■ What the task requires ■
Below are some records. How many of their lines contain the string "shorthand"? Give the number only.

*** Task data

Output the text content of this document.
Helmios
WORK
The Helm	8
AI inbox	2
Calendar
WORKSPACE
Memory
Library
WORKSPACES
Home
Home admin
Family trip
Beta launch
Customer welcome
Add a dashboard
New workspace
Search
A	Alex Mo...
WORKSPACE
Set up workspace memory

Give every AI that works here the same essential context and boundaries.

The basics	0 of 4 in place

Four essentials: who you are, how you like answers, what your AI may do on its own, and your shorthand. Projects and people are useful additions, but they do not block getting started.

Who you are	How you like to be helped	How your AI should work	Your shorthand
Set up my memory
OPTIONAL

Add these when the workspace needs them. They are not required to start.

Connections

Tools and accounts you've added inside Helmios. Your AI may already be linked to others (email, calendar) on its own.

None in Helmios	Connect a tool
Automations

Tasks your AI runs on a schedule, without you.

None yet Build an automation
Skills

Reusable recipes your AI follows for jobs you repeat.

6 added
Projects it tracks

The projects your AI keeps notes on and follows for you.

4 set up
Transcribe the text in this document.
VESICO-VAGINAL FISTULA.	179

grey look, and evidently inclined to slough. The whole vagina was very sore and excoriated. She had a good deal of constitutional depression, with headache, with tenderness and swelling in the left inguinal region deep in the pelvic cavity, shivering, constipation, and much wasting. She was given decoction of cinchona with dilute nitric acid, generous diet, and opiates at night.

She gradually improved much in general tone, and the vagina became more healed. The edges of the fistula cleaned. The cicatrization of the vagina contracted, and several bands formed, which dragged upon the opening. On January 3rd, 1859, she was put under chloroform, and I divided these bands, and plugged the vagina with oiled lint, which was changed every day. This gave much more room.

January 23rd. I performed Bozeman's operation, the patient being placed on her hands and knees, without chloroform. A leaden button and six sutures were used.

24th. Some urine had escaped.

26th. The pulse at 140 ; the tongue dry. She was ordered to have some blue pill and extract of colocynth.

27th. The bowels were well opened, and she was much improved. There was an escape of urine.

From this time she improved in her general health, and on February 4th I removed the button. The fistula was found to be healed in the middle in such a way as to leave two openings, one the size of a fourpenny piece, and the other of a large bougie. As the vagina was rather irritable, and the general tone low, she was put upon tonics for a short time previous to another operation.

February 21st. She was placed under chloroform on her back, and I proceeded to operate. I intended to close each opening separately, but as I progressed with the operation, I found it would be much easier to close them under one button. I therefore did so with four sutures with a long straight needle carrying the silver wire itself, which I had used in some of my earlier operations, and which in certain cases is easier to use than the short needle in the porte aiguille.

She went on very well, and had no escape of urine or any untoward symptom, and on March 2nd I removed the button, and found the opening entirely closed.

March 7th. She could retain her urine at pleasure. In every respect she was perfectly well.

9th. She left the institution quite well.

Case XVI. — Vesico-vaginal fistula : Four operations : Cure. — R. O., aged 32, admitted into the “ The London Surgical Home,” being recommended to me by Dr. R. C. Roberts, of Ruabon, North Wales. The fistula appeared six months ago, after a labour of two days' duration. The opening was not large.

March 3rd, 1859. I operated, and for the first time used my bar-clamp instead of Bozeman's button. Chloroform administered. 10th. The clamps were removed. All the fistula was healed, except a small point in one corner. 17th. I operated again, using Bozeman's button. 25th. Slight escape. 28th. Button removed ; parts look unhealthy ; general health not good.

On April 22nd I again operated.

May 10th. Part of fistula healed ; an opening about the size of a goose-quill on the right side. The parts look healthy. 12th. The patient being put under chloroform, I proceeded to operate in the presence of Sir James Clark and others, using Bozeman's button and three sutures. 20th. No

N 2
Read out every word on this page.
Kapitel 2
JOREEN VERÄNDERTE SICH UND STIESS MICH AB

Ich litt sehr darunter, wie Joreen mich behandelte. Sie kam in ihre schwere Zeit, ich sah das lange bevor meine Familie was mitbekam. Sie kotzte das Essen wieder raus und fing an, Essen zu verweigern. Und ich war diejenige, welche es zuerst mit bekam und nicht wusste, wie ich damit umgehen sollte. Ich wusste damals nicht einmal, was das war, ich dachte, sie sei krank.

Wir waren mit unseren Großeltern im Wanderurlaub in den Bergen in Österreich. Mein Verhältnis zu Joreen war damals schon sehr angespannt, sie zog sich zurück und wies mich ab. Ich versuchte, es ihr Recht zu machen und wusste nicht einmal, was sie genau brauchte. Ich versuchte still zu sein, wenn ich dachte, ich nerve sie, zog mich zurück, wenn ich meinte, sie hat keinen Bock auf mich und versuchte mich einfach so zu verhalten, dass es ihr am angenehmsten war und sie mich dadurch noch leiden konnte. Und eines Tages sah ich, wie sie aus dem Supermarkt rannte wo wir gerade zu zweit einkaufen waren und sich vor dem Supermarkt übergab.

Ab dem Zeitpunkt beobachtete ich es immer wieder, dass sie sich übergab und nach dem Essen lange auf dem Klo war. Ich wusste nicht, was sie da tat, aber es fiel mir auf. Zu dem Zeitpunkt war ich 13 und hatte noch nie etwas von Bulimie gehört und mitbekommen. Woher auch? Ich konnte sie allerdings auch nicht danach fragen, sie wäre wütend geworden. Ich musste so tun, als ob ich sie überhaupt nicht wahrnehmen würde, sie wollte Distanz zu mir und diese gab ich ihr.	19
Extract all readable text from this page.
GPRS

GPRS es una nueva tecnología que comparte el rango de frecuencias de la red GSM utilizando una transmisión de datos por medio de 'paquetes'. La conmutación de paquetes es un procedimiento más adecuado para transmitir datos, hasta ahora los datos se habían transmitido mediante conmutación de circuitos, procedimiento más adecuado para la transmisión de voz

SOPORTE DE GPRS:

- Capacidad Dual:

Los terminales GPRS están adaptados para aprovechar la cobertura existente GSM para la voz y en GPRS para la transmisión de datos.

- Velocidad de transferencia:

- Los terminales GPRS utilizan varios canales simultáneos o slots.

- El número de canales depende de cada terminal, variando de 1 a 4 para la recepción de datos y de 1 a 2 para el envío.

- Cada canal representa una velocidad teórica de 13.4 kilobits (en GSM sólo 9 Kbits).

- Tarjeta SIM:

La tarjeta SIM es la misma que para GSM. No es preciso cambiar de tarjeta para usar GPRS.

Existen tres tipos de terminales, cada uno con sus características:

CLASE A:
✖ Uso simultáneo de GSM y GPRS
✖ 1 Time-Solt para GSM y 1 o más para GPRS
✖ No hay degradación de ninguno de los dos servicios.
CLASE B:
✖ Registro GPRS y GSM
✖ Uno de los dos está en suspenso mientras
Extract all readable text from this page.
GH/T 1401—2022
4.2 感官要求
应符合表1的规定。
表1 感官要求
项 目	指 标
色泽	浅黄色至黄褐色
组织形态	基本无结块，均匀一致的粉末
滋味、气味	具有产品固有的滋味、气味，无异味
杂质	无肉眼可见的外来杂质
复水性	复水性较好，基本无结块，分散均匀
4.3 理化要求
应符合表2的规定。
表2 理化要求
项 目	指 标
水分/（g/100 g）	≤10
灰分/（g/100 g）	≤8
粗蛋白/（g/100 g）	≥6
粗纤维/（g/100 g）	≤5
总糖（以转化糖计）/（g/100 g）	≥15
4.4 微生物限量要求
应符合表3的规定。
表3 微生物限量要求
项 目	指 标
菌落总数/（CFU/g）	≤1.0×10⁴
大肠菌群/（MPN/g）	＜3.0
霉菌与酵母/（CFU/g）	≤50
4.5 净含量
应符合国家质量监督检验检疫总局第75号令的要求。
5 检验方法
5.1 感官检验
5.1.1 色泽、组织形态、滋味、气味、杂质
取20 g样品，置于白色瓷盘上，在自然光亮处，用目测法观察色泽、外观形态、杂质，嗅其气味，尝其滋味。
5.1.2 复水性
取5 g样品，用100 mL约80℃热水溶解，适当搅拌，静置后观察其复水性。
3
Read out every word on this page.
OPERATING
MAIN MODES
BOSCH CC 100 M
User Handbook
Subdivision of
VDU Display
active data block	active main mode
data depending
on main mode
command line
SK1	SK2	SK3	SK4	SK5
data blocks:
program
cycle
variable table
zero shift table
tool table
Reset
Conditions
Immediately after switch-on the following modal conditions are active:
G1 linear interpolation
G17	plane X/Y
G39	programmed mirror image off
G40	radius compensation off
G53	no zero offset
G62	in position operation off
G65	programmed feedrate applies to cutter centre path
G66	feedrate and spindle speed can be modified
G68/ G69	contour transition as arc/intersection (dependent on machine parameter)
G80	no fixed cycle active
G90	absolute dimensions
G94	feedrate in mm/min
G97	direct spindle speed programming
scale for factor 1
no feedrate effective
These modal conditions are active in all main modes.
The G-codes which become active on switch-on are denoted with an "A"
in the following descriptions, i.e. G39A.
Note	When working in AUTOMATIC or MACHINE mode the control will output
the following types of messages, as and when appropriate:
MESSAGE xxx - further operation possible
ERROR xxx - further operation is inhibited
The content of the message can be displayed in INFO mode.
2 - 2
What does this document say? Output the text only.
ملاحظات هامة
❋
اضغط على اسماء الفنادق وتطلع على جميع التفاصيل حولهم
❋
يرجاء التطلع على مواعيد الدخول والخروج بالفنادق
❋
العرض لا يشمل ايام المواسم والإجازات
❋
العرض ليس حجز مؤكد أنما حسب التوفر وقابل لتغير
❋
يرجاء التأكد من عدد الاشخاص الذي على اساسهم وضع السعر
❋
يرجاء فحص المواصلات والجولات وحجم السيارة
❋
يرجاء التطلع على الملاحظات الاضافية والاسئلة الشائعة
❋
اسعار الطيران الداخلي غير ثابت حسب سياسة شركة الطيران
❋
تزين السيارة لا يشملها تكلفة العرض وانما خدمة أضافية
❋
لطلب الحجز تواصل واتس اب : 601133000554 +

******

■ Complete output ■
2